Given exercise - Find every line below that contains the word "closes" and copy it out.
· · · · · · ·
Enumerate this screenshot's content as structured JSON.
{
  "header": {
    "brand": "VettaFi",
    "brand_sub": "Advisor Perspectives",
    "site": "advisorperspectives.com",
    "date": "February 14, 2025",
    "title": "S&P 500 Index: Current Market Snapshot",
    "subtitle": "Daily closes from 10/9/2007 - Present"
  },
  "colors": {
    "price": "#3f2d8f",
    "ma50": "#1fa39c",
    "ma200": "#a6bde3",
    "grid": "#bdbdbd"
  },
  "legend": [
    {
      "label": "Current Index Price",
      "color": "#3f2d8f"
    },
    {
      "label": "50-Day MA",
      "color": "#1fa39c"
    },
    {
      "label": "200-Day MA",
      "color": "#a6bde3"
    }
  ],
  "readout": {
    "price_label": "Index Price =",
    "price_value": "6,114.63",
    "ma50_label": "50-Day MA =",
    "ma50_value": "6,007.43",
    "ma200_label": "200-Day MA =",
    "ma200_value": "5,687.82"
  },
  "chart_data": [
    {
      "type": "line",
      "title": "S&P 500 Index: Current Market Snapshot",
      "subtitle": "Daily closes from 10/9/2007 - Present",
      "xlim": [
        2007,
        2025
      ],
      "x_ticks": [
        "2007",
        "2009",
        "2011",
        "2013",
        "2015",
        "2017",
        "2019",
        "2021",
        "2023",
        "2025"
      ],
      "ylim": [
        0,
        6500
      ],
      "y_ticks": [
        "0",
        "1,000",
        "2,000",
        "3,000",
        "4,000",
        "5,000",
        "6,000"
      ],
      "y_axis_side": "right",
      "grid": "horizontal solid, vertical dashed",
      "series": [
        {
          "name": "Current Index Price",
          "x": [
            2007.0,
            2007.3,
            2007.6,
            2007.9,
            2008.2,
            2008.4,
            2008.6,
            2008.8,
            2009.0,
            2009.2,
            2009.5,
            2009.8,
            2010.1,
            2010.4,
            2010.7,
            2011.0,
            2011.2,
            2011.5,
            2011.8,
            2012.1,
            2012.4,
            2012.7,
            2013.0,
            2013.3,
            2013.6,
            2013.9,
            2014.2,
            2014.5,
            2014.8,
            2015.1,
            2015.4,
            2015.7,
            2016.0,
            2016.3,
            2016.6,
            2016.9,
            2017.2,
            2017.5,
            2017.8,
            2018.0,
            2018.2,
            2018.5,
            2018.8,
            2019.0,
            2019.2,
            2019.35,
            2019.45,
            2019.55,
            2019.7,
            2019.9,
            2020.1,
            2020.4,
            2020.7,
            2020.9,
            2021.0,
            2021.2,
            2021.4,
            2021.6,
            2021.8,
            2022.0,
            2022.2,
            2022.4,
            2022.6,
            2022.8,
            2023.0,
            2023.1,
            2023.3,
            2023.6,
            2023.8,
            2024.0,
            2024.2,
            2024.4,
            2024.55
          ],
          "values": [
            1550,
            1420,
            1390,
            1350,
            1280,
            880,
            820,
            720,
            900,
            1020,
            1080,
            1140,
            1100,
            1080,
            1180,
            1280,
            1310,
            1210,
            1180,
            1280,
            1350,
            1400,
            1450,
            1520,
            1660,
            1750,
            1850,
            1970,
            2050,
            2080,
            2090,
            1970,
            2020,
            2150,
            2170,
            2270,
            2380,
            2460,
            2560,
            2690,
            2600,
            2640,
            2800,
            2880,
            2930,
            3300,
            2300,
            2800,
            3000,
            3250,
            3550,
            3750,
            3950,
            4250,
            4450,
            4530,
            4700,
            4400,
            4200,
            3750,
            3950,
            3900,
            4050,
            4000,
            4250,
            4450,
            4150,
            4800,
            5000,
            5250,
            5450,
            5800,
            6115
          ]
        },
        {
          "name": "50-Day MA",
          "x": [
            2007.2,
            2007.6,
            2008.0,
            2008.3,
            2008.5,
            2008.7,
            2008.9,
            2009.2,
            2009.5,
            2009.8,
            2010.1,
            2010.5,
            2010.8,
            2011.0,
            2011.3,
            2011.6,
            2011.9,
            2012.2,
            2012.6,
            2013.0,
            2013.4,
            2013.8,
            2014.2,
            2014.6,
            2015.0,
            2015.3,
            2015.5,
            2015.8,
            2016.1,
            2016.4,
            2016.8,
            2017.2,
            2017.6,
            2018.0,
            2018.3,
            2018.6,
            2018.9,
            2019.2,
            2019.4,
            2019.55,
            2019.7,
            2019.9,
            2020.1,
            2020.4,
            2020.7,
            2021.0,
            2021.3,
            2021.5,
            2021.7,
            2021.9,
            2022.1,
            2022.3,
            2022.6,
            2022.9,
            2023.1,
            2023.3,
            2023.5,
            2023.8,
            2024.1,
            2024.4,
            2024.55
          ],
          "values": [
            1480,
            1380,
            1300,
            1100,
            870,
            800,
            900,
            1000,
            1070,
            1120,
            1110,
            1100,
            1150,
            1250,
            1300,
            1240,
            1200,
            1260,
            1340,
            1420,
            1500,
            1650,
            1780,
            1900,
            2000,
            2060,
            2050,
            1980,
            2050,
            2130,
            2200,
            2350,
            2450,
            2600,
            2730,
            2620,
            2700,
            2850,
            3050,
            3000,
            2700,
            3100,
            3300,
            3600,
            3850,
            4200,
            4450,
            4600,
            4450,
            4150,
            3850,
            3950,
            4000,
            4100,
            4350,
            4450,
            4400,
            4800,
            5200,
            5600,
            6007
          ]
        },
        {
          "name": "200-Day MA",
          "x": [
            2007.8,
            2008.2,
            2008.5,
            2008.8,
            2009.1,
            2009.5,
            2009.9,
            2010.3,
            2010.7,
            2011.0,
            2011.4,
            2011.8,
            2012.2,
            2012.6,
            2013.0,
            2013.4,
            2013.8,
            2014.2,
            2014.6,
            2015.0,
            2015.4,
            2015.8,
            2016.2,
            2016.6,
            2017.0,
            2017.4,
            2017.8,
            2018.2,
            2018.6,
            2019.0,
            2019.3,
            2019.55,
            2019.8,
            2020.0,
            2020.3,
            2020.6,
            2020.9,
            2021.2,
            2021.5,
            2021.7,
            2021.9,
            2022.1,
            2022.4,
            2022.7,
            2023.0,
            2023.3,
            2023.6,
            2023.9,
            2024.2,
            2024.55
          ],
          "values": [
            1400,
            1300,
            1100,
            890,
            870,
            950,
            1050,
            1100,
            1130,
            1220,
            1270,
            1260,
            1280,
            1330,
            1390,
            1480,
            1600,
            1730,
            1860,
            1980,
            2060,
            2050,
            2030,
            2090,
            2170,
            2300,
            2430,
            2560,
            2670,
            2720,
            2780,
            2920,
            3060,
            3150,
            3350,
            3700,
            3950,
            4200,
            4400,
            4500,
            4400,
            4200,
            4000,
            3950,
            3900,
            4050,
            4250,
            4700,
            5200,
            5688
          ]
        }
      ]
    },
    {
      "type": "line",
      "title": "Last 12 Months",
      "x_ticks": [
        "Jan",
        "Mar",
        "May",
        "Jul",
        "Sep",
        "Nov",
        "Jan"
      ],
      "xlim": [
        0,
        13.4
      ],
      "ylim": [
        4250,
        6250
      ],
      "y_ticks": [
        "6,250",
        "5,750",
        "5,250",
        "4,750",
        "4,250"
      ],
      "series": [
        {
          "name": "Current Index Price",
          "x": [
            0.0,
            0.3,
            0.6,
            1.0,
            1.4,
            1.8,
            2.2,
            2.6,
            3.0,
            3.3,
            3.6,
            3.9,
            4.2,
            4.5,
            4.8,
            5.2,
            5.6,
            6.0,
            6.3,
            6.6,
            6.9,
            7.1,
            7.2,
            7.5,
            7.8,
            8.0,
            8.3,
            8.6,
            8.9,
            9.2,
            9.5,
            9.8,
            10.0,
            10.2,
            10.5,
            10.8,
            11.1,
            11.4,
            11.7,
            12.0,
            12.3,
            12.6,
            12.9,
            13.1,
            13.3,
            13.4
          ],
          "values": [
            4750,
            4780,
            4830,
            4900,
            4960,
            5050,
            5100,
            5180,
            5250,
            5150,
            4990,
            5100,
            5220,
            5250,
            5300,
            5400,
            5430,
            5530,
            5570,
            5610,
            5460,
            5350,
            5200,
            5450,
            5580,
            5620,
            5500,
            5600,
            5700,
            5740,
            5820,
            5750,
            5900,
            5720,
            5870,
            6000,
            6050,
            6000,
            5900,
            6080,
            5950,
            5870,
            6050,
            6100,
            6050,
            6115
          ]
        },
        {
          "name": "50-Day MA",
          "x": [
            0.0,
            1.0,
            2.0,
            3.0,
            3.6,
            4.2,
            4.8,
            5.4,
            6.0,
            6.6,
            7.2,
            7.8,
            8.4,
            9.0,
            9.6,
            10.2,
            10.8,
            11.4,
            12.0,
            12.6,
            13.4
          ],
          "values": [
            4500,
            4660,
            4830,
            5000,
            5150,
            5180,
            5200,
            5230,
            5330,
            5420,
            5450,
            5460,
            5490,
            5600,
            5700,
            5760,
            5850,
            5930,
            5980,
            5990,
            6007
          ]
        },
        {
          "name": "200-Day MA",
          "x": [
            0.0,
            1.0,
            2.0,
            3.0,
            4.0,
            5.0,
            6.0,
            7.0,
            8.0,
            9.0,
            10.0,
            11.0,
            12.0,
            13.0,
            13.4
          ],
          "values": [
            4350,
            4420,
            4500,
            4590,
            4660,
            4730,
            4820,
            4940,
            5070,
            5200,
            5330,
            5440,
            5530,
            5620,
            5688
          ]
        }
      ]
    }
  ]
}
· · · · · · ·
Solved exercise -
    "subtitle": "Daily closes from 10/9/2007 - Present"
      "subtitle": "Daily closes from 10/9/2007 - Present",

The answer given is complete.